■ The exercise
Without skipping anything, write out each record below exactly.

■ Task material
◇ ◇ ◇ ◇ ◇ ◇ ◇
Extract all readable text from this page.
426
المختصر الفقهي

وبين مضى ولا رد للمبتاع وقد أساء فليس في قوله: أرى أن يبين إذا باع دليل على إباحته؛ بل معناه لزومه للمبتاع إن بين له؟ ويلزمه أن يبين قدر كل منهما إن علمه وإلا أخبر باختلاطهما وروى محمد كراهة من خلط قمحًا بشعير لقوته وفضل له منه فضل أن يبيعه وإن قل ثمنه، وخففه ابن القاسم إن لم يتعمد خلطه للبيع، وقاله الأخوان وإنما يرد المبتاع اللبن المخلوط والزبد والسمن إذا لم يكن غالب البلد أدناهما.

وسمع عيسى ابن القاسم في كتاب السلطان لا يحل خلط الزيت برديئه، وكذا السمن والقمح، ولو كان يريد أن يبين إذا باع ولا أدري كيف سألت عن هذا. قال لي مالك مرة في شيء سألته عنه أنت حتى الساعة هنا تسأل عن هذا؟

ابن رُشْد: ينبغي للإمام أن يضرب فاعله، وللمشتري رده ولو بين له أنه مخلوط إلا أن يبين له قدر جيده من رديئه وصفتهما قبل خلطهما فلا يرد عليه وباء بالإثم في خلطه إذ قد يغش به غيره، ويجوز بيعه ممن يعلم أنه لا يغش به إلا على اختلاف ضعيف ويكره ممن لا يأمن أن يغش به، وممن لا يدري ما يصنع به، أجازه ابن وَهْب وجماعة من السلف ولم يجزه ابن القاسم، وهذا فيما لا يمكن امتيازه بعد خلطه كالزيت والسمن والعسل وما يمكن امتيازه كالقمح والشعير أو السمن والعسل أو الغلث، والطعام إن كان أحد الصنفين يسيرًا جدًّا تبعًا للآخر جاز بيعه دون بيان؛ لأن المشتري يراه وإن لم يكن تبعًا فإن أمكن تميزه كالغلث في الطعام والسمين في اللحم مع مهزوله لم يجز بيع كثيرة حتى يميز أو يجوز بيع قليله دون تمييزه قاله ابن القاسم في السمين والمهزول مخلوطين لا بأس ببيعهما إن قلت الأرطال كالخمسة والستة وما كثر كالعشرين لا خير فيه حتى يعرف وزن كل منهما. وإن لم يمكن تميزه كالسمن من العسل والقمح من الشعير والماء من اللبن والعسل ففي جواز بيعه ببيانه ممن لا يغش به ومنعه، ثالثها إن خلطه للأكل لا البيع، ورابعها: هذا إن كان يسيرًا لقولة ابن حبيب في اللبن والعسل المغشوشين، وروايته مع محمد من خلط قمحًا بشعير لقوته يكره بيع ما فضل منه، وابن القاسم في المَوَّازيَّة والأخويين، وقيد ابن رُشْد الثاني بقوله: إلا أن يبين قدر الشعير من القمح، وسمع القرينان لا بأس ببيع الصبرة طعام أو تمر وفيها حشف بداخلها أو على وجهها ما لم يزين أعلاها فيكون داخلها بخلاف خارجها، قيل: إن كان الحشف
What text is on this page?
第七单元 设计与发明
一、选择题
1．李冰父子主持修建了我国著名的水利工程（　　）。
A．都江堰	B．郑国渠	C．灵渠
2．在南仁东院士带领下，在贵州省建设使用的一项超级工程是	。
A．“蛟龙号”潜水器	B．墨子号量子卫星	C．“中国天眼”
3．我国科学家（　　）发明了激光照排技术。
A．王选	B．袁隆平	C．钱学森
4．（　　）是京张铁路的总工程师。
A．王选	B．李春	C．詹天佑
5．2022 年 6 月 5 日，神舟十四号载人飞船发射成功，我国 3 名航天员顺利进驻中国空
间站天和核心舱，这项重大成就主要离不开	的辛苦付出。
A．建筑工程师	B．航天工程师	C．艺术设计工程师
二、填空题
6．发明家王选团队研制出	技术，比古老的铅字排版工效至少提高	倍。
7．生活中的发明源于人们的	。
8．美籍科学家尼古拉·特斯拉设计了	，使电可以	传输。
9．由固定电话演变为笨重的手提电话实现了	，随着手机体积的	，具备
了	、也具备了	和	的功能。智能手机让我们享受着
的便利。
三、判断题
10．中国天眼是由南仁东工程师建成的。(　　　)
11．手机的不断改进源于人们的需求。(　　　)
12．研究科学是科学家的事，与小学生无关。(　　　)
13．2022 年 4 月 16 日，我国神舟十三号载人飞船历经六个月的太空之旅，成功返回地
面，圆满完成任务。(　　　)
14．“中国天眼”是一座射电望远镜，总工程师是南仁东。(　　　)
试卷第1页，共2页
◇ ◇ ◇ ◇ ◇ ◇ ◇
■ Problem solution
Extract all readable text from this page.
426
المختصر الفقهي

وبين مضى ولا رد للمبتاع وقد أساء فليس في قوله: أرى أن يبين إذا باع دليل على إباحته؛ بل معناه لزومه للمبتاع إن بين له؟ ويلزمه أن يبين قدر كل منهما إن علمه وإلا أخبر باختلاطهما وروى محمد كراهة من خلط قمحًا بشعير لقوته وفضل له منه فضل أن يبيعه وإن قل ثمنه، وخففه ابن القاسم إن لم يتعمد خلطه للبيع، وقاله الأخوان وإنما يرد المبتاع اللبن المخلوط والزبد والسمن إذا لم يكن غالب البلد أدناهما.

وسمع عيسى ابن القاسم في كتاب السلطان لا يحل خلط الزيت برديئه، وكذا السمن والقمح، ولو كان يريد أن يبين إذا باع ولا أدري كيف سألت عن هذا. قال لي مالك مرة في شيء سألته عنه أنت حتى الساعة هنا تسأل عن هذا؟

ابن رُشْد: ينبغي للإمام أن يضرب فاعله، وللمشتري رده ولو بين له أنه مخلوط إلا أن يبين له قدر جيده من رديئه وصفتهما قبل خلطهما فلا يرد عليه وباء بالإثم في خلطه إذ قد يغش به غيره، ويجوز بيعه ممن يعلم أنه لا يغش به إلا على اختلاف ضعيف ويكره ممن لا يأمن أن يغش به، وممن لا يدري ما يصنع به، أجازه ابن وَهْب وجماعة من السلف ولم يجزه ابن القاسم، وهذا فيما لا يمكن امتيازه بعد خلطه كالزيت والسمن والعسل وما يمكن امتيازه كالقمح والشعير أو السمن والعسل أو الغلث، والطعام إن كان أحد الصنفين يسيرًا جدًّا تبعًا للآخر جاز بيعه دون بيان؛ لأن المشتري يراه وإن لم يكن تبعًا فإن أمكن تميزه كالغلث في الطعام والسمين في اللحم مع مهزوله لم يجز بيع كثيرة حتى يميز أو يجوز بيع قليله دون تمييزه قاله ابن القاسم في السمين والمهزول مخلوطين لا بأس ببيعهما إن قلت الأرطال كالخمسة والستة وما كثر كالعشرين لا خير فيه حتى يعرف وزن كل منهما. وإن لم يمكن تميزه كالسمن من العسل والقمح من الشعير والماء من اللبن والعسل ففي جواز بيعه ببيانه ممن لا يغش به ومنعه، ثالثها إن خلطه للأكل لا البيع، ورابعها: هذا إن كان يسيرًا لقولة ابن حبيب في اللبن والعسل المغشوشين، وروايته مع محمد من خلط قمحًا بشعير لقوته يكره بيع ما فضل منه، وابن القاسم في المَوَّازيَّة والأخويين، وقيد ابن رُشْد الثاني بقوله: إلا أن يبين قدر الشعير من القمح، وسمع القرينان لا بأس ببيع الصبرة طعام أو تمر وفيها حشف بداخلها أو على وجهها ما لم يزين أعلاها فيكون داخلها بخلاف خارجها، قيل: إن كان الحشف
What text is on this page?
第七单元 设计与发明
一、选择题
1．李冰父子主持修建了我国著名的水利工程（　　）。
A．都江堰	B．郑国渠	C．灵渠
2．在南仁东院士带领下，在贵州省建设使用的一项超级工程是	。
A．“蛟龙号”潜水器	B．墨子号量子卫星	C．“中国天眼”
3．我国科学家（　　）发明了激光照排技术。
A．王选	B．袁隆平	C．钱学森
4．（　　）是京张铁路的总工程师。
A．王选	B．李春	C．詹天佑
5．2022 年 6 月 5 日，神舟十四号载人飞船发射成功，我国 3 名航天员顺利进驻中国空
间站天和核心舱，这项重大成就主要离不开	的辛苦付出。
A．建筑工程师	B．航天工程师	C．艺术设计工程师
二、填空题
6．发明家王选团队研制出	技术，比古老的铅字排版工效至少提高	倍。
7．生活中的发明源于人们的	。
8．美籍科学家尼古拉·特斯拉设计了	，使电可以	传输。
9．由固定电话演变为笨重的手提电话实现了	，随着手机体积的	，具备
了	、也具备了	和	的功能。智能手机让我们享受着
的便利。
三、判断题
10．中国天眼是由南仁东工程师建成的。(　　　)
11．手机的不断改进源于人们的需求。(　　　)
12．研究科学是科学家的事，与小学生无关。(　　　)
13．2022 年 4 月 16 日，我国神舟十三号载人飞船历经六个月的太空之旅，成功返回地
面，圆满完成任务。(　　　)
14．“中国天眼”是一座射电望远镜，总工程师是南仁东。(　　　)
试卷第1页，共2页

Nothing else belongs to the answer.